## begin Items
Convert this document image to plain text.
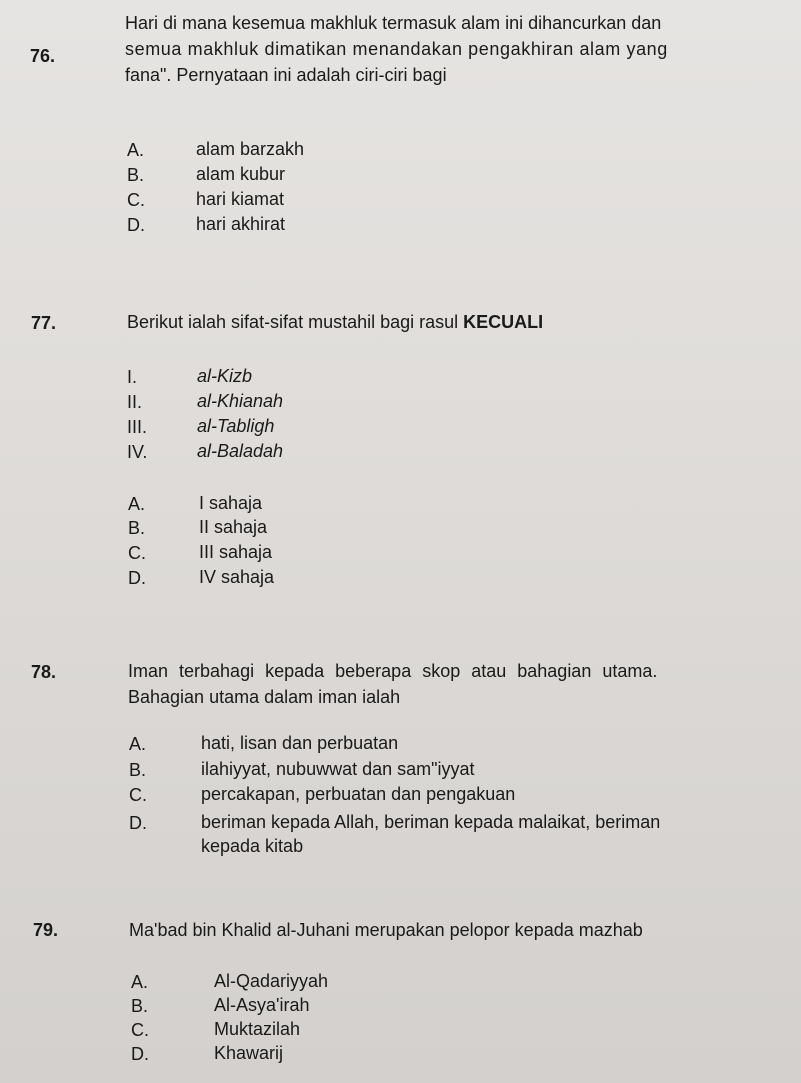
76.
Hari di mana kesemua makhluk termasuk alam ini dihancurkan dan
semua makhluk dimatikan menandakan pengakhiran alam yang
fana". Pernyataan ini adalah ciri-ciri bagi
A.	alam barzakh
B.	alam kubur
C.	hari kiamat
D.	hari akhirat
77.	Berikut ialah sifat-sifat mustahil bagi rasul KECUALI
I.	al-Kizb
II.	al-Khianah
III.	al-Tabligh
IV.	al-Baladah
A.	I sahaja
B.	II sahaja
C.	III sahaja
D.	IV sahaja
78.	Iman terbahagi kepada beberapa skop atau bahagian utama.
Bahagian utama dalam iman ialah
A.	hati, lisan dan perbuatan
B.	ilahiyyat, nubuwwat dan sam"iyyat
C.	percakapan, perbuatan dan pengakuan
D.	beriman kepada Allah, beriman kepada malaikat, beriman
kepada kitab
79.	Ma'bad bin Khalid al-Juhani merupakan pelopor kepada mazhab
A.	Al-Qadariyyah
B.	Al-Asya'irah
C.	Muktazilah
D.	Khawarij
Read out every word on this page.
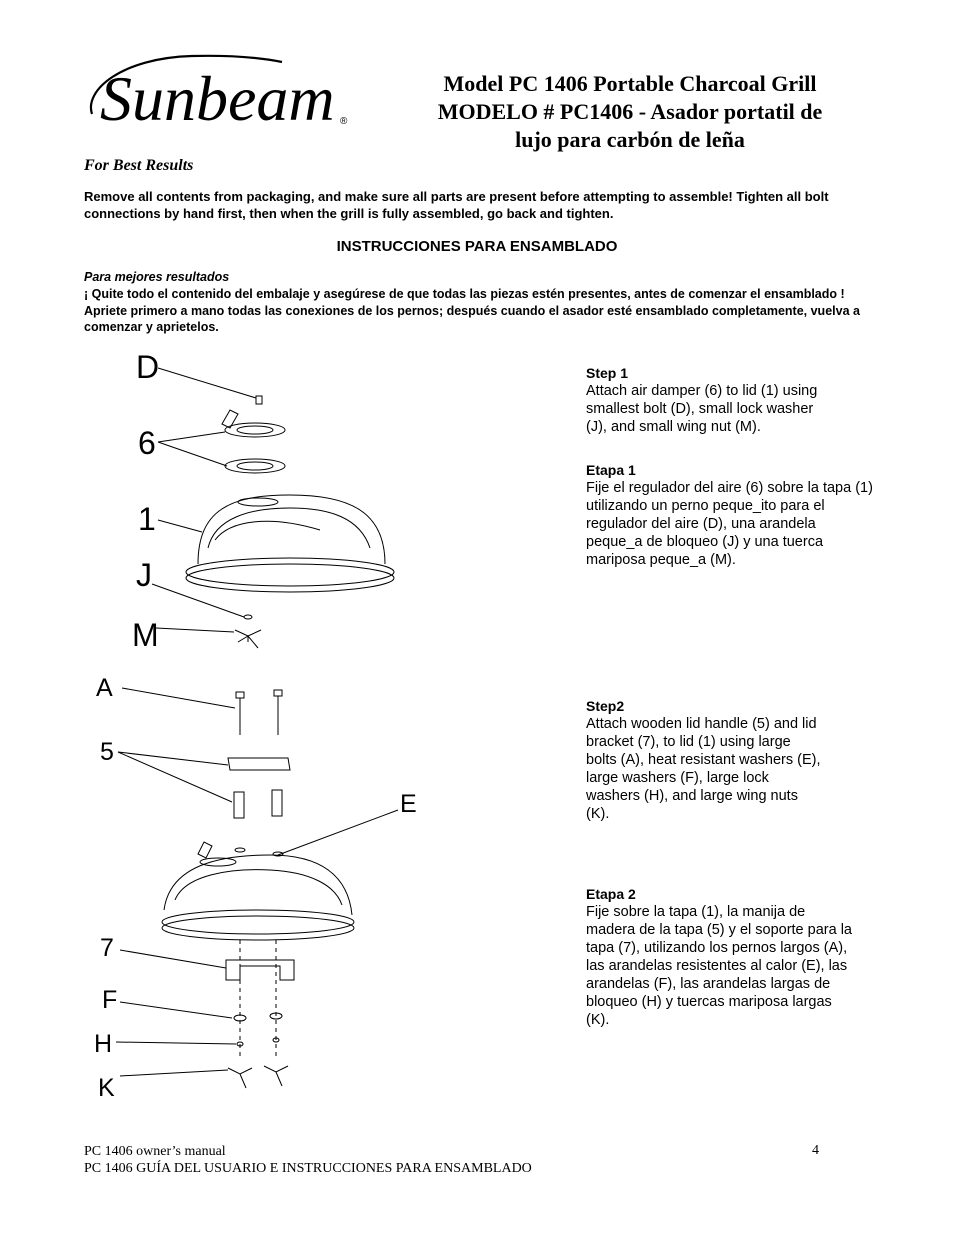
Sunbeam ®
Model PC 1406 Portable Charcoal Grill
MODELO # PC1406 - Asador portatil de
lujo para carbón de leña
For Best Results
Remove all contents from packaging, and make sure all parts are present before attempting to assemble! Tighten all bolt connections by hand first, then when the grill is fully assembled, go back and tighten.
INSTRUCCIONES PARA ENSAMBLADO
Para mejores resultados
¡ Quite todo el contenido del embalaje y asegúrese de que todas las piezas estén presentes, antes de comenzar el ensamblado ! Apriete primero a mano todas las conexiones de los pernos; después cuando el asador esté ensamblado completamente, vuelva a comenzar y aprietelos.
Step 1
Attach air damper (6) to lid (1) using smallest bolt (D), small lock washer (J), and small wing nut (M).
Etapa 1
Fije el regulador del aire (6) sobre la tapa (1) utilizando un perno peque_ito para el regulador del aire (D), una arandela peque_a de bloqueo (J) y una tuerca mariposa peque_a (M).
Step2
Attach wooden lid handle (5) and lid bracket (7), to lid (1) using large bolts (A), heat resistant washers (E), large washers (F), large lock washers (H), and large wing nuts (K).
Etapa 2
Fije sobre la tapa (1), la manija de madera de la tapa (5) y el soporte para la tapa (7), utilizando los pernos largos (A), las arandelas resistentes al calor (E), las arandelas (F), las arandelas largas de bloqueo (H) y tuercas mariposa largas (K).
D
6
1
J
M
A
5
E
7
F
H
K
PC 1406 owner’s manual	4
PC 1406 GUÍA DEL USUARIO E INSTRUCCIONES PARA ENSAMBLADO
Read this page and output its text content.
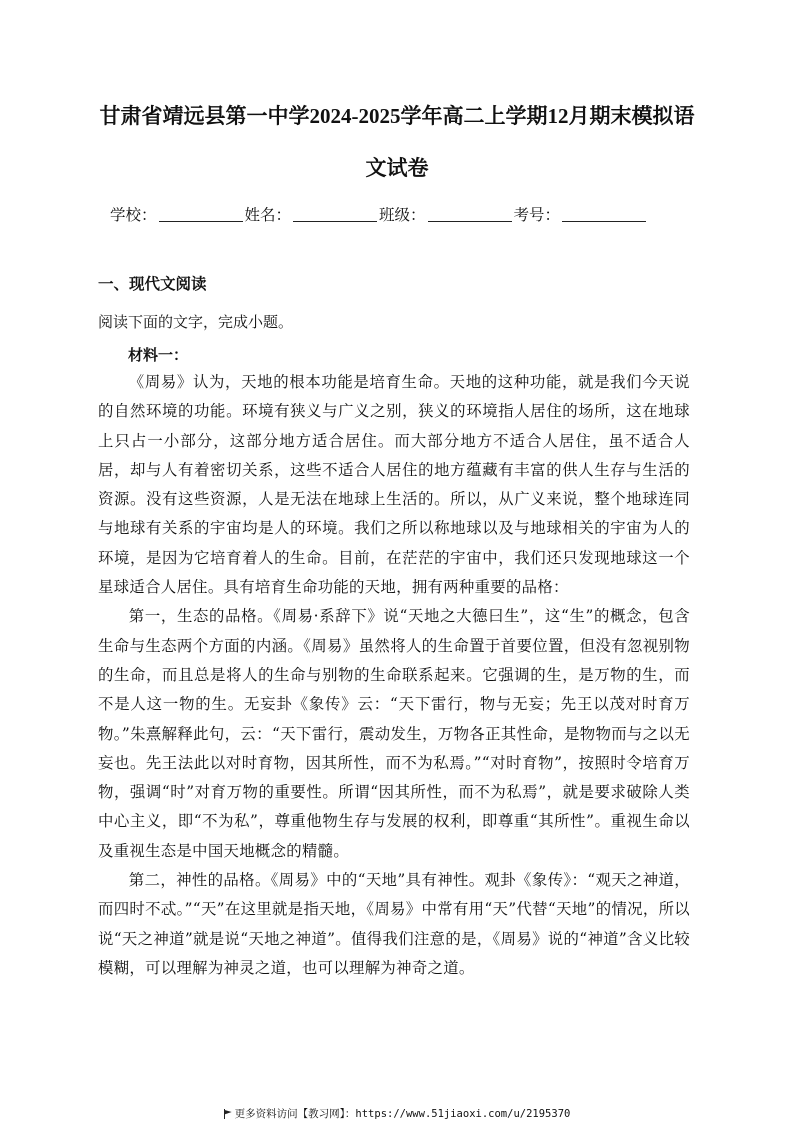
甘肃省靖远县第一中学2024-2025学年高二上学期12月期末模拟语
文试卷
学校：	姓名：	班级：	考号：
一、现代文阅读
阅读下面的文字，完成小题。
材料一：

《周易》认为，天地的根本功能是培育生命。天地的这种功能，就是我们今天说的自然环境的功能。环境有狭义与广义之别，狭义的环境指人居住的场所，这在地球上只占一小部分，这部分地方适合居住。而大部分地方不适合人居住，虽不适合人居，却与人有着密切关系，这些不适合人居住的地方蕴藏有丰富的供人生存与生活的资源。没有这些资源，人是无法在地球上生活的。所以，从广义来说，整个地球连同与地球有关系的宇宙均是人的环境。我们之所以称地球以及与地球相关的宇宙为人的环境，是因为它培育着人的生命。目前，在茫茫的宇宙中，我们还只发现地球这一个星球适合人居住。具有培育生命功能的天地，拥有两种重要的品格：

第一，生态的品格。《周易·系辞下》说“天地之大德曰生”，这“生”的概念，包含生命与生态两个方面的内涵。《周易》虽然将人的生命置于首要位置，但没有忽视别物的生命，而且总是将人的生命与别物的生命联系起来。它强调的生，是万物的生，而不是人这一物的生。无妄卦《象传》云：“天下雷行，物与无妄；先王以茂对时育万物。”朱熹解释此句，云：“天下雷行，震动发生，万物各正其性命，是物物而与之以无妄也。先王法此以对时育物，因其所性，而不为私焉。”“对时育物”，按照时令培育万物，强调“时”对育万物的重要性。所谓“因其所性，而不为私焉”，就是要求破除人类中心主义，即“不为私”，尊重他物生存与发展的权利，即尊重“其所性”。重视生命以及重视生态是中国天地概念的精髓。

第二，神性的品格。《周易》中的“天地”具有神性。观卦《象传》：“观天之神道，而四时不忒。”“天”在这里就是指天地，《周易》中常有用“天”代替“天地”的情况，所以说“天之神道”就是说“天地之神道”。值得我们注意的是，《周易》说的“神道”含义比较模糊，可以理解为神灵之道，也可以理解为神奇之道。

更多资料访问【教习网】：https://www.51jiaoxi.com/u/2195370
## end Items
◆ Aim of the task
Images must not appear in the copy; reproduce everything else in the records verbatim.

◆ Solution to this problem
Convert this document image to plain text.
76.
Hari di mana kesemua makhluk termasuk alam ini dihancurkan dan
semua makhluk dimatikan menandakan pengakhiran alam yang
fana". Pernyataan ini adalah ciri-ciri bagi
A.	alam barzakh
B.	alam kubur
C.	hari kiamat
D.	hari akhirat
77.	Berikut ialah sifat-sifat mustahil bagi rasul KECUALI
I.	al-Kizb
II.	al-Khianah
III.	al-Tabligh
IV.	al-Baladah
A.	I sahaja
B.	II sahaja
C.	III sahaja
D.	IV sahaja
78.	Iman terbahagi kepada beberapa skop atau bahagian utama.
Bahagian utama dalam iman ialah
A.	hati, lisan dan perbuatan
B.	ilahiyyat, nubuwwat dan sam"iyyat
C.	percakapan, perbuatan dan pengakuan
D.	beriman kepada Allah, beriman kepada malaikat, beriman
kepada kitab
79.	Ma'bad bin Khalid al-Juhani merupakan pelopor kepada mazhab
A.	Al-Qadariyyah
B.	Al-Asya'irah
C.	Muktazilah
D.	Khawarij
Read out every word on this page.
Sunbeam ®
Model PC 1406 Portable Charcoal Grill
MODELO # PC1406 - Asador portatil de
lujo para carbón de leña
For Best Results
Remove all contents from packaging, and make sure all parts are present before attempting to assemble! Tighten all bolt connections by hand first, then when the grill is fully assembled, go back and tighten.
INSTRUCCIONES PARA ENSAMBLADO
Para mejores resultados
¡ Quite todo el contenido del embalaje y asegúrese de que todas las piezas estén presentes, antes de comenzar el ensamblado ! Apriete primero a mano todas las conexiones de los pernos; después cuando el asador esté ensamblado completamente, vuelva a comenzar y aprietelos.
Step 1
Attach air damper (6) to lid (1) using smallest bolt (D), small lock washer (J), and small wing nut (M).
Etapa 1
Fije el regulador del aire (6) sobre la tapa (1) utilizando un perno peque_ito para el regulador del aire (D), una arandela peque_a de bloqueo (J) y una tuerca mariposa peque_a (M).
Step2
Attach wooden lid handle (5) and lid bracket (7), to lid (1) using large bolts (A), heat resistant washers (E), large washers (F), large lock washers (H), and large wing nuts (K).
Etapa 2
Fije sobre la tapa (1), la manija de madera de la tapa (5) y el soporte para la tapa (7), utilizando los pernos largos (A), las arandelas resistentes al calor (E), las arandelas (F), las arandelas largas de bloqueo (H) y tuercas mariposa largas (K).
D
6
1
J
M
A
5
E
7
F
H
K
PC 1406 owner’s manual	4
PC 1406 GUÍA DEL USUARIO E INSTRUCCIONES PARA ENSAMBLADO
Read this page and output its text content.
甘肃省靖远县第一中学2024-2025学年高二上学期12月期末模拟语
文试卷
学校：	姓名：	班级：	考号：
一、现代文阅读
阅读下面的文字，完成小题。
材料一：

《周易》认为，天地的根本功能是培育生命。天地的这种功能，就是我们今天说的自然环境的功能。环境有狭义与广义之别，狭义的环境指人居住的场所，这在地球上只占一小部分，这部分地方适合居住。而大部分地方不适合人居住，虽不适合人居，却与人有着密切关系，这些不适合人居住的地方蕴藏有丰富的供人生存与生活的资源。没有这些资源，人是无法在地球上生活的。所以，从广义来说，整个地球连同与地球有关系的宇宙均是人的环境。我们之所以称地球以及与地球相关的宇宙为人的环境，是因为它培育着人的生命。目前，在茫茫的宇宙中，我们还只发现地球这一个星球适合人居住。具有培育生命功能的天地，拥有两种重要的品格：

第一，生态的品格。《周易·系辞下》说“天地之大德曰生”，这“生”的概念，包含生命与生态两个方面的内涵。《周易》虽然将人的生命置于首要位置，但没有忽视别物的生命，而且总是将人的生命与别物的生命联系起来。它强调的生，是万物的生，而不是人这一物的生。无妄卦《象传》云：“天下雷行，物与无妄；先王以茂对时育万物。”朱熹解释此句，云：“天下雷行，震动发生，万物各正其性命，是物物而与之以无妄也。先王法此以对时育物，因其所性，而不为私焉。”“对时育物”，按照时令培育万物，强调“时”对育万物的重要性。所谓“因其所性，而不为私焉”，就是要求破除人类中心主义，即“不为私”，尊重他物生存与发展的权利，即尊重“其所性”。重视生命以及重视生态是中国天地概念的精髓。

第二，神性的品格。《周易》中的“天地”具有神性。观卦《象传》：“观天之神道，而四时不忒。”“天”在这里就是指天地，《周易》中常有用“天”代替“天地”的情况，所以说“天之神道”就是说“天地之神道”。值得我们注意的是，《周易》说的“神道”含义比较模糊，可以理解为神灵之道，也可以理解为神奇之道。

更多资料访问【教习网】：https://www.51jiaoxi.com/u/2195370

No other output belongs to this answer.